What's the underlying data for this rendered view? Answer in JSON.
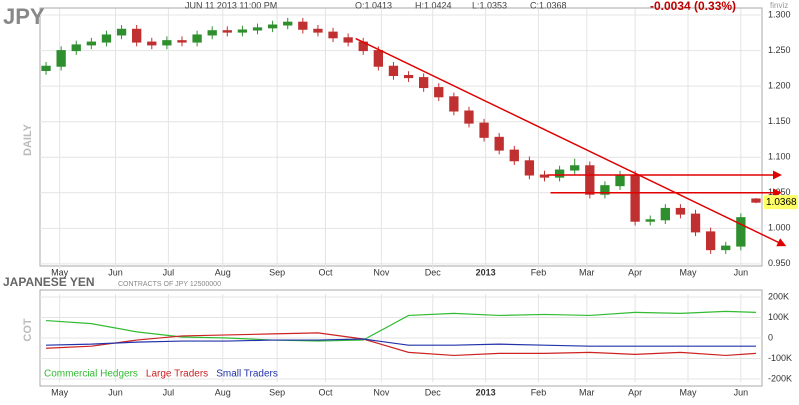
{
  "symbol": "JPY",
  "timeframe": "DAILY",
  "date": "JUN 11 2013 11:00 PM",
  "ohlc_labels": [
    "O:1.0413",
    "H:1.0424",
    "L:1.0353",
    "C:1.0368"
  ],
  "change": "-0.0034 (0.33%)",
  "brand": "finviz",
  "cot_title": "JAPANESE YEN",
  "cot_subtitle": "CONTRACTS OF JPY 12500000",
  "cot_label": "COT",
  "chart_data": [
    {
      "type": "candlestick",
      "open": [
        1.222,
        1.228,
        1.25,
        1.258,
        1.262,
        1.272,
        1.28,
        1.262,
        1.258,
        1.264,
        1.262,
        1.272,
        1.278,
        1.276,
        1.279,
        1.282,
        1.286,
        1.29,
        1.28,
        1.276,
        1.268,
        1.262,
        1.25,
        1.228,
        1.215,
        1.212,
        1.198,
        1.185,
        1.165,
        1.148,
        1.128,
        1.11,
        1.095,
        1.075,
        1.072,
        1.082,
        1.088,
        1.048,
        1.06,
        1.075,
        1.01,
        1.012,
        1.028,
        1.02,
        0.995,
        0.97,
        0.975,
        1.0413
      ],
      "high": [
        1.234,
        1.256,
        1.264,
        1.268,
        1.278,
        1.286,
        1.286,
        1.268,
        1.27,
        1.27,
        1.278,
        1.284,
        1.284,
        1.285,
        1.288,
        1.292,
        1.296,
        1.296,
        1.286,
        1.282,
        1.274,
        1.268,
        1.256,
        1.234,
        1.221,
        1.218,
        1.204,
        1.191,
        1.171,
        1.154,
        1.134,
        1.116,
        1.101,
        1.081,
        1.088,
        1.098,
        1.094,
        1.066,
        1.081,
        1.081,
        1.018,
        1.034,
        1.034,
        1.026,
        1.001,
        0.981,
        1.021,
        1.0424
      ],
      "low": [
        1.216,
        1.222,
        1.244,
        1.252,
        1.256,
        1.266,
        1.256,
        1.252,
        1.252,
        1.256,
        1.256,
        1.266,
        1.27,
        1.27,
        1.273,
        1.276,
        1.28,
        1.274,
        1.27,
        1.262,
        1.256,
        1.244,
        1.222,
        1.209,
        1.206,
        1.192,
        1.179,
        1.159,
        1.142,
        1.122,
        1.104,
        1.089,
        1.069,
        1.066,
        1.066,
        1.076,
        1.042,
        1.042,
        1.054,
        1.004,
        1.004,
        1.006,
        1.014,
        0.989,
        0.964,
        0.964,
        0.969,
        1.0353
      ],
      "close": [
        1.228,
        1.25,
        1.258,
        1.262,
        1.272,
        1.28,
        1.262,
        1.258,
        1.264,
        1.262,
        1.272,
        1.278,
        1.276,
        1.279,
        1.282,
        1.286,
        1.29,
        1.28,
        1.276,
        1.268,
        1.262,
        1.25,
        1.228,
        1.215,
        1.212,
        1.198,
        1.185,
        1.165,
        1.148,
        1.128,
        1.11,
        1.095,
        1.075,
        1.072,
        1.082,
        1.088,
        1.048,
        1.06,
        1.075,
        1.01,
        1.012,
        1.028,
        1.02,
        0.995,
        0.97,
        0.975,
        1.015,
        1.0368
      ],
      "up_color": "#2f8f2f",
      "down_color": "#c03030",
      "xlim": [
        -0.4,
        47.4
      ],
      "xticks": [
        {
          "value": 0.9,
          "label": "May"
        },
        {
          "value": 4.6,
          "label": "Jun"
        },
        {
          "value": 8.1,
          "label": "Jul"
        },
        {
          "value": 11.7,
          "label": "Aug"
        },
        {
          "value": 15.3,
          "label": "Sep"
        },
        {
          "value": 18.5,
          "label": "Oct"
        },
        {
          "value": 22.2,
          "label": "Nov"
        },
        {
          "value": 25.6,
          "label": "Dec"
        },
        {
          "value": 29.1,
          "label": "2013"
        },
        {
          "value": 32.6,
          "label": "Feb"
        },
        {
          "value": 35.8,
          "label": "Mar"
        },
        {
          "value": 39.0,
          "label": "Apr"
        },
        {
          "value": 42.5,
          "label": "May"
        },
        {
          "value": 46.0,
          "label": "Jun"
        }
      ],
      "ylim": [
        0.947,
        1.305
      ],
      "yticks": [
        {
          "value": 0.95,
          "label": "0.950"
        },
        {
          "value": 1.0,
          "label": "1.000"
        },
        {
          "value": 1.05,
          "label": "1.050"
        },
        {
          "value": 1.1,
          "label": "1.100"
        },
        {
          "value": 1.15,
          "label": "1.150"
        },
        {
          "value": 1.2,
          "label": "1.200"
        },
        {
          "value": 1.25,
          "label": "1.250"
        },
        {
          "value": 1.3,
          "label": "1.300"
        }
      ],
      "grid": true,
      "trend_lines": [
        {
          "from": [
            20.5,
            1.267
          ],
          "to": [
            48.9,
            0.976
          ]
        },
        {
          "from": [
            33.2,
            1.075
          ],
          "to": [
            48.6,
            1.075
          ]
        },
        {
          "from": [
            33.4,
            1.05
          ],
          "to": [
            48.6,
            1.05
          ]
        }
      ],
      "trend_color": "#e00000",
      "last_color": "#ffff66"
    },
    {
      "type": "line",
      "x": [
        0,
        3,
        6,
        9,
        12,
        15,
        18,
        21,
        24,
        27,
        30,
        33,
        36,
        39,
        42,
        45,
        47
      ],
      "series": [
        {
          "name": "Commercial Hedgers",
          "color": "#33bb33",
          "values": [
            85000,
            70000,
            30000,
            5000,
            0,
            -10000,
            -15000,
            -10000,
            110000,
            120000,
            110000,
            115000,
            110000,
            125000,
            120000,
            130000,
            125000
          ]
        },
        {
          "name": "Large Traders",
          "color": "#cc2222",
          "values": [
            -50000,
            -40000,
            -10000,
            10000,
            15000,
            20000,
            25000,
            -5000,
            -70000,
            -85000,
            -75000,
            -75000,
            -70000,
            -80000,
            -70000,
            -85000,
            -75000
          ]
        },
        {
          "name": "Small Traders",
          "color": "#2233aa",
          "values": [
            -35000,
            -30000,
            -20000,
            -15000,
            -15000,
            -10000,
            -10000,
            -5000,
            -35000,
            -35000,
            -30000,
            -35000,
            -40000,
            -40000,
            -40000,
            -40000,
            -40000
          ]
        }
      ],
      "xlim": [
        -0.4,
        47.4
      ],
      "xticks": [
        {
          "value": 0.9,
          "label": "May"
        },
        {
          "value": 4.6,
          "label": "Jun"
        },
        {
          "value": 8.1,
          "label": "Jul"
        },
        {
          "value": 11.7,
          "label": "Aug"
        },
        {
          "value": 15.3,
          "label": "Sep"
        },
        {
          "value": 18.5,
          "label": "Oct"
        },
        {
          "value": 22.2,
          "label": "Nov"
        },
        {
          "value": 25.6,
          "label": "Dec"
        },
        {
          "value": 29.1,
          "label": "2013"
        },
        {
          "value": 32.6,
          "label": "Feb"
        },
        {
          "value": 35.8,
          "label": "Mar"
        },
        {
          "value": 39.0,
          "label": "Apr"
        },
        {
          "value": 42.5,
          "label": "May"
        },
        {
          "value": 46.0,
          "label": "Jun"
        }
      ],
      "ylim": [
        -200000,
        200000
      ],
      "yticks": [
        {
          "value": -200000,
          "label": "-200K"
        },
        {
          "value": -100000,
          "label": "-100K"
        },
        0,
        {
          "value": 100000,
          "label": "100K"
        },
        {
          "value": 200000,
          "label": "200K"
        }
      ],
      "grid": true
    }
  ]
}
════════════════════
Task prompt: Above are the records; reproduce them exactly and leave out the pictures.

Result of the task:
What's the underlying data for this rendered view? Answer in JSON.
{
  "symbol": "JPY",
  "timeframe": "DAILY",
  "date": "JUN 11 2013 11:00 PM",
  "ohlc_labels": [
    "O:1.0413",
    "H:1.0424",
    "L:1.0353",
    "C:1.0368"
  ],
  "change": "-0.0034 (0.33%)",
  "brand": "finviz",
  "cot_title": "JAPANESE YEN",
  "cot_subtitle": "CONTRACTS OF JPY 12500000",
  "cot_label": "COT",
  "chart_data": [
    {
      "type": "candlestick",
      "open": [
        1.222,
        1.228,
        1.25,
        1.258,
        1.262,
        1.272,
        1.28,
        1.262,
        1.258,
        1.264,
        1.262,
        1.272,
        1.278,
        1.276,
        1.279,
        1.282,
        1.286,
        1.29,
        1.28,
        1.276,
        1.268,
        1.262,
        1.25,
        1.228,
        1.215,
        1.212,
        1.198,
        1.185,
        1.165,
        1.148,
        1.128,
        1.11,
        1.095,
        1.075,
        1.072,
        1.082,
        1.088,
        1.048,
        1.06,
        1.075,
        1.01,
        1.012,
        1.028,
        1.02,
        0.995,
        0.97,
        0.975,
        1.0413
      ],
      "high": [
        1.234,
        1.256,
        1.264,
        1.268,
        1.278,
        1.286,
        1.286,
        1.268,
        1.27,
        1.27,
        1.278,
        1.284,
        1.284,
        1.285,
        1.288,
        1.292,
        1.296,
        1.296,
        1.286,
        1.282,
        1.274,
        1.268,
        1.256,
        1.234,
        1.221,
        1.218,
        1.204,
        1.191,
        1.171,
        1.154,
        1.134,
        1.116,
        1.101,
        1.081,
        1.088,
        1.098,
        1.094,
        1.066,
        1.081,
        1.081,
        1.018,
        1.034,
        1.034,
        1.026,
        1.001,
        0.981,
        1.021,
        1.0424
      ],
      "low": [
        1.216,
        1.222,
        1.244,
        1.252,
        1.256,
        1.266,
        1.256,
        1.252,
        1.252,
        1.256,
        1.256,
        1.266,
        1.27,
        1.27,
        1.273,
        1.276,
        1.28,
        1.274,
        1.27,
        1.262,
        1.256,
        1.244,
        1.222,
        1.209,
        1.206,
        1.192,
        1.179,
        1.159,
        1.142,
        1.122,
        1.104,
        1.089,
        1.069,
        1.066,
        1.066,
        1.076,
        1.042,
        1.042,
        1.054,
        1.004,
        1.004,
        1.006,
        1.014,
        0.989,
        0.964,
        0.964,
        0.969,
        1.0353
      ],
      "close": [
        1.228,
        1.25,
        1.258,
        1.262,
        1.272,
        1.28,
        1.262,
        1.258,
        1.264,
        1.262,
        1.272,
        1.278,
        1.276,
        1.279,
        1.282,
        1.286,
        1.29,
        1.28,
        1.276,
        1.268,
        1.262,
        1.25,
        1.228,
        1.215,
        1.212,
        1.198,
        1.185,
        1.165,
        1.148,
        1.128,
        1.11,
        1.095,
        1.075,
        1.072,
        1.082,
        1.088,
        1.048,
        1.06,
        1.075,
        1.01,
        1.012,
        1.028,
        1.02,
        0.995,
        0.97,
        0.975,
        1.015,
        1.0368
      ],
      "up_color": "#2f8f2f",
      "down_color": "#c03030",
      "xlim": [
        -0.4,
        47.4
      ],
      "xticks": [
        {
          "value": 0.9,
          "label": "May"
        },
        {
          "value": 4.6,
          "label": "Jun"
        },
        {
          "value": 8.1,
          "label": "Jul"
        },
        {
          "value": 11.7,
          "label": "Aug"
        },
        {
          "value": 15.3,
          "label": "Sep"
        },
        {
          "value": 18.5,
          "label": "Oct"
        },
        {
          "value": 22.2,
          "label": "Nov"
        },
        {
          "value": 25.6,
          "label": "Dec"
        },
        {
          "value": 29.1,
          "label": "2013"
        },
        {
          "value": 32.6,
          "label": "Feb"
        },
        {
          "value": 35.8,
          "label": "Mar"
        },
        {
          "value": 39.0,
          "label": "Apr"
        },
        {
          "value": 42.5,
          "label": "May"
        },
        {
          "value": 46.0,
          "label": "Jun"
        }
      ],
      "ylim": [
        0.947,
        1.305
      ],
      "yticks": [
        {
          "value": 0.95,
          "label": "0.950"
        },
        {
          "value": 1.0,
          "label": "1.000"
        },
        {
          "value": 1.05,
          "label": "1.050"
        },
        {
          "value": 1.1,
          "label": "1.100"
        },
        {
          "value": 1.15,
          "label": "1.150"
        },
        {
          "value": 1.2,
          "label": "1.200"
        },
        {
          "value": 1.25,
          "label": "1.250"
        },
        {
          "value": 1.3,
          "label": "1.300"
        }
      ],
      "grid": true,
      "trend_lines": [
        {
          "from": [
            20.5,
            1.267
          ],
          "to": [
            48.9,
            0.976
          ]
        },
        {
          "from": [
            33.2,
            1.075
          ],
          "to": [
            48.6,
            1.075
          ]
        },
        {
          "from": [
            33.4,
            1.05
          ],
          "to": [
            48.6,
            1.05
          ]
        }
      ],
      "trend_color": "#e00000",
      "last_color": "#ffff66"
    },
    {
      "type": "line",
      "x": [
        0,
        3,
        6,
        9,
        12,
        15,
        18,
        21,
        24,
        27,
        30,
        33,
        36,
        39,
        42,
        45,
        47
      ],
      "series": [
        {
          "name": "Commercial Hedgers",
          "color": "#33bb33",
          "values": [
            85000,
            70000,
            30000,
            5000,
            0,
            -10000,
            -15000,
            -10000,
            110000,
            120000,
            110000,
            115000,
            110000,
            125000,
            120000,
            130000,
            125000
          ]
        },
        {
          "name": "Large Traders",
          "color": "#cc2222",
          "values": [
            -50000,
            -40000,
            -10000,
            10000,
            15000,
            20000,
            25000,
            -5000,
            -70000,
            -85000,
            -75000,
            -75000,
            -70000,
            -80000,
            -70000,
            -85000,
            -75000
          ]
        },
        {
          "name": "Small Traders",
          "color": "#2233aa",
          "values": [
            -35000,
            -30000,
            -20000,
            -15000,
            -15000,
            -10000,
            -10000,
            -5000,
            -35000,
            -35000,
            -30000,
            -35000,
            -40000,
            -40000,
            -40000,
            -40000,
            -40000
          ]
        }
      ],
      "xlim": [
        -0.4,
        47.4
      ],
      "xticks": [
        {
          "value": 0.9,
          "label": "May"
        },
        {
          "value": 4.6,
          "label": "Jun"
        },
        {
          "value": 8.1,
          "label": "Jul"
        },
        {
          "value": 11.7,
          "label": "Aug"
        },
        {
          "value": 15.3,
          "label": "Sep"
        },
        {
          "value": 18.5,
          "label": "Oct"
        },
        {
          "value": 22.2,
          "label": "Nov"
        },
        {
          "value": 25.6,
          "label": "Dec"
        },
        {
          "value": 29.1,
          "label": "2013"
        },
        {
          "value": 32.6,
          "label": "Feb"
        },
        {
          "value": 35.8,
          "label": "Mar"
        },
        {
          "value": 39.0,
          "label": "Apr"
        },
        {
          "value": 42.5,
          "label": "May"
        },
        {
          "value": 46.0,
          "label": "Jun"
        }
      ],
      "ylim": [
        -200000,
        200000
      ],
      "yticks": [
        {
          "value": -200000,
          "label": "-200K"
        },
        {
          "value": -100000,
          "label": "-100K"
        },
        0,
        {
          "value": 100000,
          "label": "100K"
        },
        {
          "value": 200000,
          "label": "200K"
        }
      ],
      "grid": true
    }
  ]
}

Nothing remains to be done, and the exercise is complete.